Determine how many lines contain the string "content" and reply with that number alone.

··· Information supplied

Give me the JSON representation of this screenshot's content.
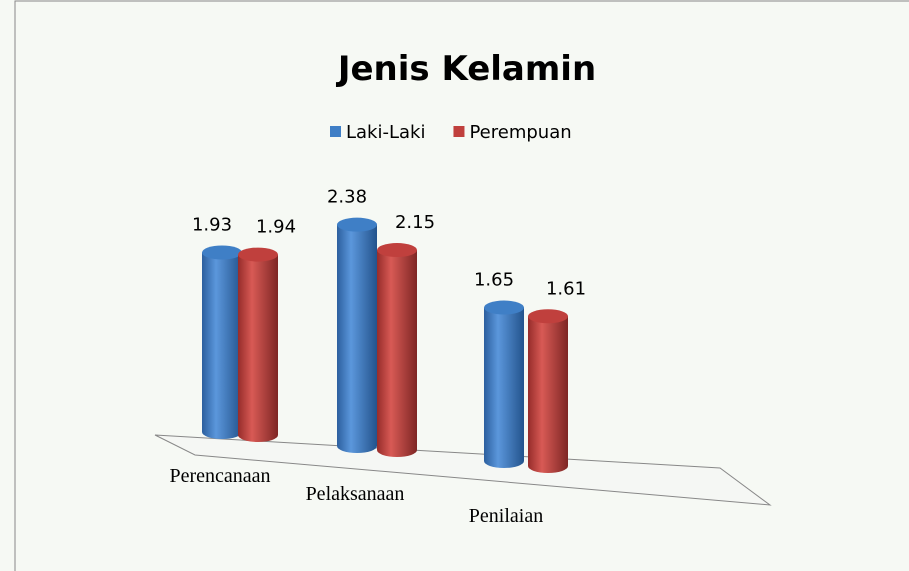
{
  "chart_data": {
    "type": "bar3d",
    "title": "Jenis Kelamin",
    "categories": [
      "Perencanaan",
      "Pelaksanaan",
      "Penilaian"
    ],
    "series": [
      {
        "name": "Laki-Laki",
        "color": "#3f7fc6",
        "values": [
          1.93,
          2.38,
          1.65
        ]
      },
      {
        "name": "Perempuan",
        "color": "#c0403d",
        "values": [
          1.94,
          2.15,
          1.61
        ]
      }
    ]
  }
}
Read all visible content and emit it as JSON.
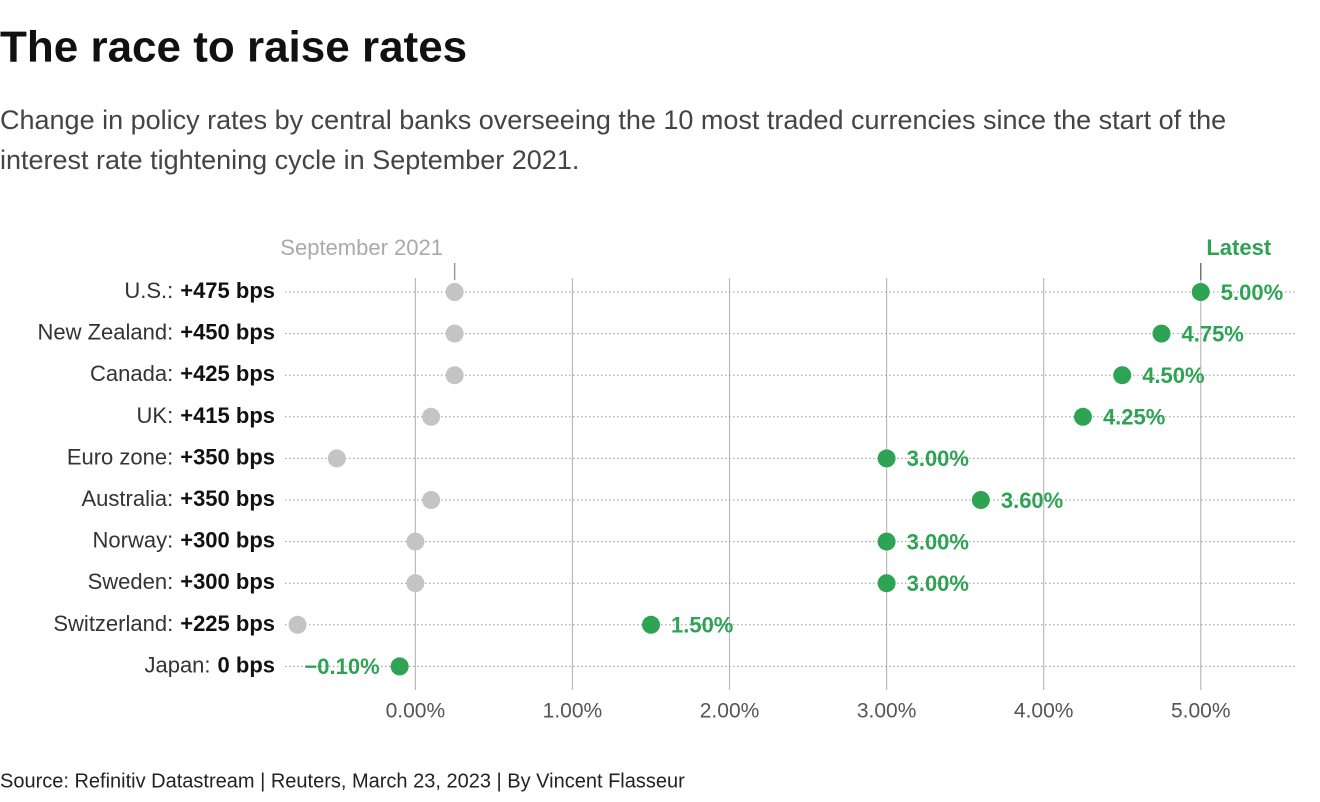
{
  "chart_data": {
    "type": "dumbbell",
    "title": "The race to raise rates",
    "subtitle": "Change in policy rates by central banks overseeing the 10 most traded currencies since the start of the interest rate tightening cycle in September 2021.",
    "source": "Source: Refinitiv Datastream | Reuters, March 23, 2023 | By Vincent Flasseur",
    "categories": [
      "U.S.:",
      "New Zealand:",
      "Canada:",
      "UK:",
      "Euro zone:",
      "Australia:",
      "Norway:",
      "Sweden:",
      "Switzerland:",
      "Japan:"
    ],
    "change_labels": [
      "+475 bps",
      "+450 bps",
      "+425 bps",
      "+415 bps",
      "+350 bps",
      "+350 bps",
      "+300 bps",
      "+300 bps",
      "+225 bps",
      "0 bps"
    ],
    "series": [
      {
        "name": "September 2021",
        "color": "#c4c4c4",
        "values": [
          0.25,
          0.25,
          0.25,
          0.1,
          -0.5,
          0.1,
          0,
          0,
          -0.75,
          -0.1
        ]
      },
      {
        "name": "Latest",
        "color": "#2ea353",
        "values": [
          5,
          4.75,
          4.5,
          4.25,
          3,
          3.6,
          3,
          3,
          1.5,
          -0.1
        ],
        "value_labels": [
          "5.00%",
          "4.75%",
          "4.50%",
          "4.25%",
          "3.00%",
          "3.60%",
          "3.00%",
          "3.00%",
          "1.50%",
          "−0.10%"
        ]
      }
    ],
    "xlim": [
      -0.83,
      5.6
    ],
    "xticks": [
      {
        "value": 0,
        "label": "0.00%"
      },
      {
        "value": 1,
        "label": "1.00%"
      },
      {
        "value": 2,
        "label": "2.00%"
      },
      {
        "value": 3,
        "label": "3.00%"
      },
      {
        "value": 4,
        "label": "4.00%"
      },
      {
        "value": 5,
        "label": "5.00%"
      }
    ],
    "grid": true
  }
}
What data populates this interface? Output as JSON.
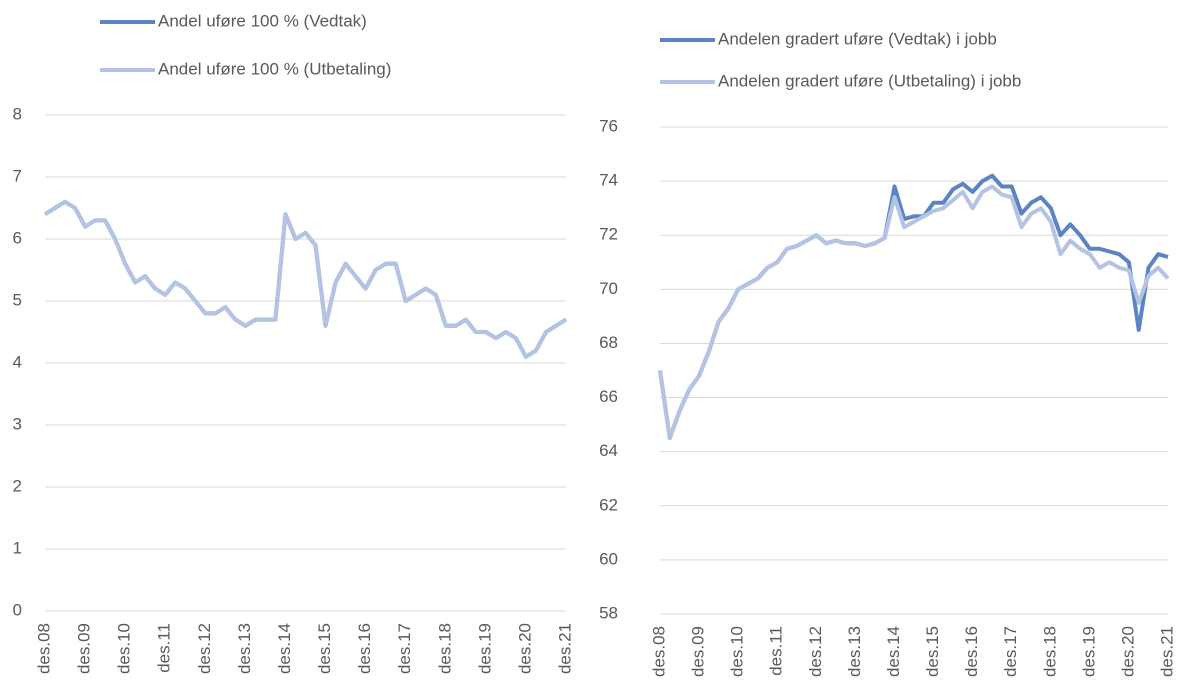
{
  "chart_data": [
    {
      "type": "line",
      "categories": [
        "des.08",
        null,
        null,
        null,
        "des.09",
        null,
        null,
        null,
        "des.10",
        null,
        null,
        null,
        "des.11",
        null,
        null,
        null,
        "des.12",
        null,
        null,
        null,
        "des.13",
        null,
        null,
        null,
        "des.14",
        null,
        null,
        null,
        "des.15",
        null,
        null,
        null,
        "des.16",
        null,
        null,
        null,
        "des.17",
        null,
        null,
        null,
        "des.18",
        null,
        null,
        null,
        "des.19",
        null,
        null,
        null,
        "des.20",
        null,
        null,
        null,
        "des.21"
      ],
      "series": [
        {
          "name": "Andel uføre 100 % (Vedtak)",
          "color": "#5b84c4",
          "values": [
            6.4,
            6.5,
            6.6,
            6.5,
            6.2,
            6.3,
            6.3,
            6.0,
            5.6,
            5.3,
            5.4,
            5.2,
            5.1,
            5.3,
            5.2,
            5.0,
            4.8,
            4.8,
            4.9,
            4.7,
            4.6,
            4.7,
            4.7,
            4.7,
            6.4,
            6.0,
            6.1,
            5.9,
            4.6,
            5.3,
            5.6,
            5.4,
            5.2,
            5.5,
            5.6,
            5.6,
            5.0,
            5.1,
            5.2,
            5.1,
            4.6,
            4.6,
            4.7,
            4.5,
            4.5,
            4.4,
            4.5,
            4.4,
            4.1,
            4.2,
            4.5,
            4.6,
            4.7
          ]
        },
        {
          "name": "Andel uføre 100 % (Utbetaling)",
          "color": "#b4c3e3",
          "values": [
            6.4,
            6.5,
            6.6,
            6.5,
            6.2,
            6.3,
            6.3,
            6.0,
            5.6,
            5.3,
            5.4,
            5.2,
            5.1,
            5.3,
            5.2,
            5.0,
            4.8,
            4.8,
            4.9,
            4.7,
            4.6,
            4.7,
            4.7,
            4.7,
            6.4,
            6.0,
            6.1,
            5.9,
            4.6,
            5.3,
            5.6,
            5.4,
            5.2,
            5.5,
            5.6,
            5.6,
            5.0,
            5.1,
            5.2,
            5.1,
            4.6,
            4.6,
            4.7,
            4.5,
            4.5,
            4.4,
            4.5,
            4.4,
            4.1,
            4.2,
            4.5,
            4.6,
            4.7
          ]
        }
      ],
      "ylim": [
        0,
        8
      ],
      "yticks": [
        0,
        1,
        2,
        3,
        4,
        5,
        6,
        7,
        8
      ],
      "grid": true
    },
    {
      "type": "line",
      "categories": [
        "des.08",
        null,
        null,
        null,
        "des.09",
        null,
        null,
        null,
        "des.10",
        null,
        null,
        null,
        "des.11",
        null,
        null,
        null,
        "des.12",
        null,
        null,
        null,
        "des.13",
        null,
        null,
        null,
        "des.14",
        null,
        null,
        null,
        "des.15",
        null,
        null,
        null,
        "des.16",
        null,
        null,
        null,
        "des.17",
        null,
        null,
        null,
        "des.18",
        null,
        null,
        null,
        "des.19",
        null,
        null,
        null,
        "des.20",
        null,
        null,
        null,
        "des.21"
      ],
      "series": [
        {
          "name": "Andelen gradert uføre (Vedtak) i jobb",
          "color": "#5b84c4",
          "values": [
            67.0,
            64.5,
            65.5,
            66.3,
            66.8,
            67.7,
            68.8,
            69.3,
            70.0,
            70.2,
            70.4,
            70.8,
            71.0,
            71.5,
            71.6,
            71.8,
            72.0,
            71.7,
            71.8,
            71.7,
            71.7,
            71.6,
            71.7,
            71.9,
            73.8,
            72.6,
            72.7,
            72.7,
            73.2,
            73.2,
            73.7,
            73.9,
            73.6,
            74.0,
            74.2,
            73.8,
            73.8,
            72.8,
            73.2,
            73.4,
            73.0,
            72.0,
            72.4,
            72.0,
            71.5,
            71.5,
            71.4,
            71.3,
            71.0,
            68.5,
            70.8,
            71.3,
            71.2
          ]
        },
        {
          "name": "Andelen gradert uføre (Utbetaling) i jobb",
          "color": "#b4c3e3",
          "values": [
            67.0,
            64.5,
            65.5,
            66.3,
            66.8,
            67.7,
            68.8,
            69.3,
            70.0,
            70.2,
            70.4,
            70.8,
            71.0,
            71.5,
            71.6,
            71.8,
            72.0,
            71.7,
            71.8,
            71.7,
            71.7,
            71.6,
            71.7,
            71.9,
            73.4,
            72.3,
            72.5,
            72.7,
            72.9,
            73.0,
            73.3,
            73.6,
            73.0,
            73.6,
            73.8,
            73.5,
            73.4,
            72.3,
            72.8,
            73.0,
            72.5,
            71.3,
            71.8,
            71.5,
            71.3,
            70.8,
            71.0,
            70.8,
            70.7,
            69.5,
            70.5,
            70.8,
            70.4
          ]
        }
      ],
      "ylim": [
        58,
        76
      ],
      "yticks": [
        58,
        60,
        62,
        64,
        66,
        68,
        70,
        72,
        74,
        76
      ],
      "grid": true
    }
  ]
}
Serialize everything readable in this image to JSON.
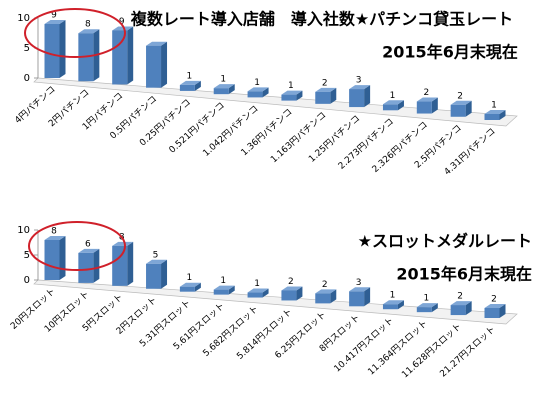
{
  "chart_data": [
    {
      "type": "bar3d",
      "title": "複数レート導入店舗　導入社数★パチンコ貸玉レート",
      "subtitle": "2015年6月末現在",
      "categories": [
        "4円パチンコ",
        "2円パチンコ",
        "1円パチンコ",
        "0.5円パチンコ",
        "0.25円パチンコ",
        "0.521円パチンコ",
        "1.042円パチンコ",
        "1.36円パチンコ",
        "1.163円パチンコ",
        "1.25円パチンコ",
        "2.273円パチンコ",
        "2.326円パチンコ",
        "2.5円パチンコ",
        "4.31円パチンコ"
      ],
      "values": [
        9,
        8,
        9,
        7,
        1,
        1,
        1,
        1,
        2,
        3,
        1,
        2,
        2,
        1
      ],
      "value_labels": [
        "9",
        "8",
        "9",
        null,
        "1",
        "1",
        "1",
        "1",
        "2",
        "3",
        "1",
        "2",
        "2",
        "1"
      ],
      "color": "#4f81bd",
      "ylim": [
        0,
        10
      ],
      "yticks": [
        0,
        5,
        10
      ]
    },
    {
      "type": "bar3d",
      "title": "★スロットメダルレート",
      "subtitle": "2015年6月末現在",
      "categories": [
        "20円スロット",
        "10円スロット",
        "5円スロット",
        "2円スロット",
        "5.31円スロット",
        "5.61円スロット",
        "5.682円スロット",
        "5.814円スロット",
        "6.25円スロット",
        "8円スロット",
        "10.417円スロット",
        "11.364円スロット",
        "11.628円スロット",
        "21.27円スロット"
      ],
      "values": [
        8,
        6,
        8,
        5,
        1,
        1,
        1,
        2,
        2,
        3,
        1,
        1,
        2,
        2
      ],
      "color": "#4f81bd",
      "ylim": [
        0,
        10
      ],
      "yticks": [
        0,
        5,
        10
      ]
    }
  ]
}
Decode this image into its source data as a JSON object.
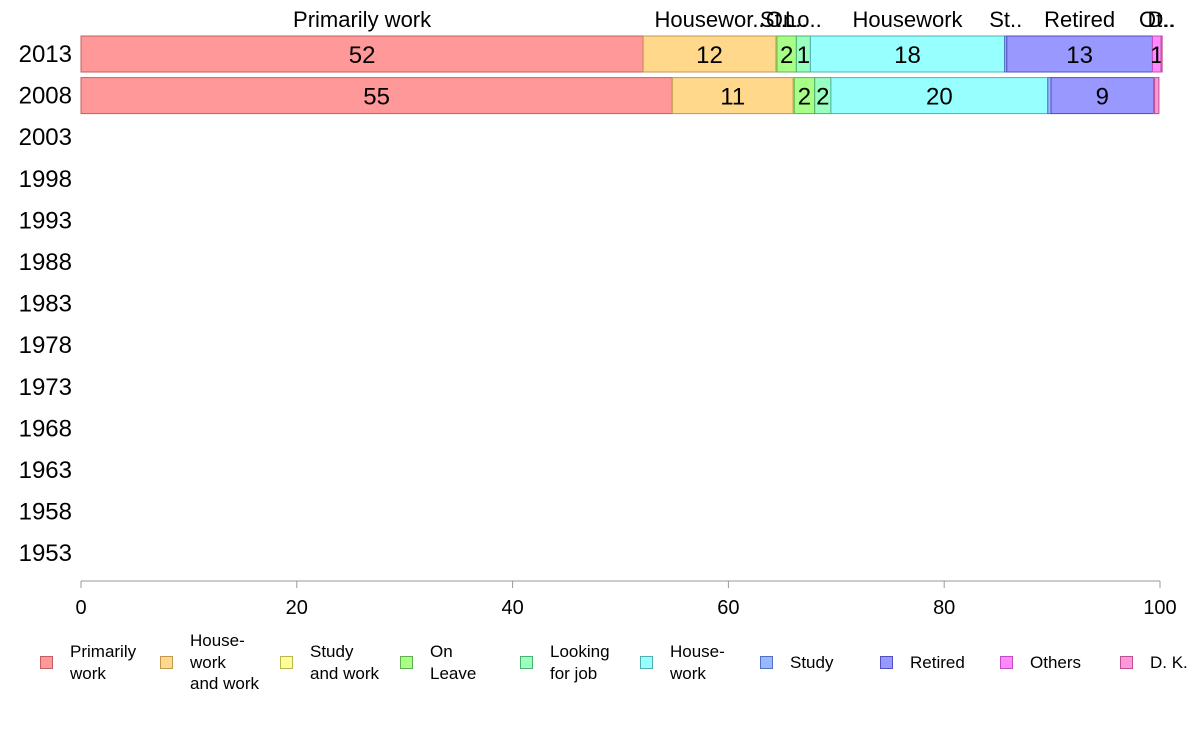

······

Solution to the exercise =
2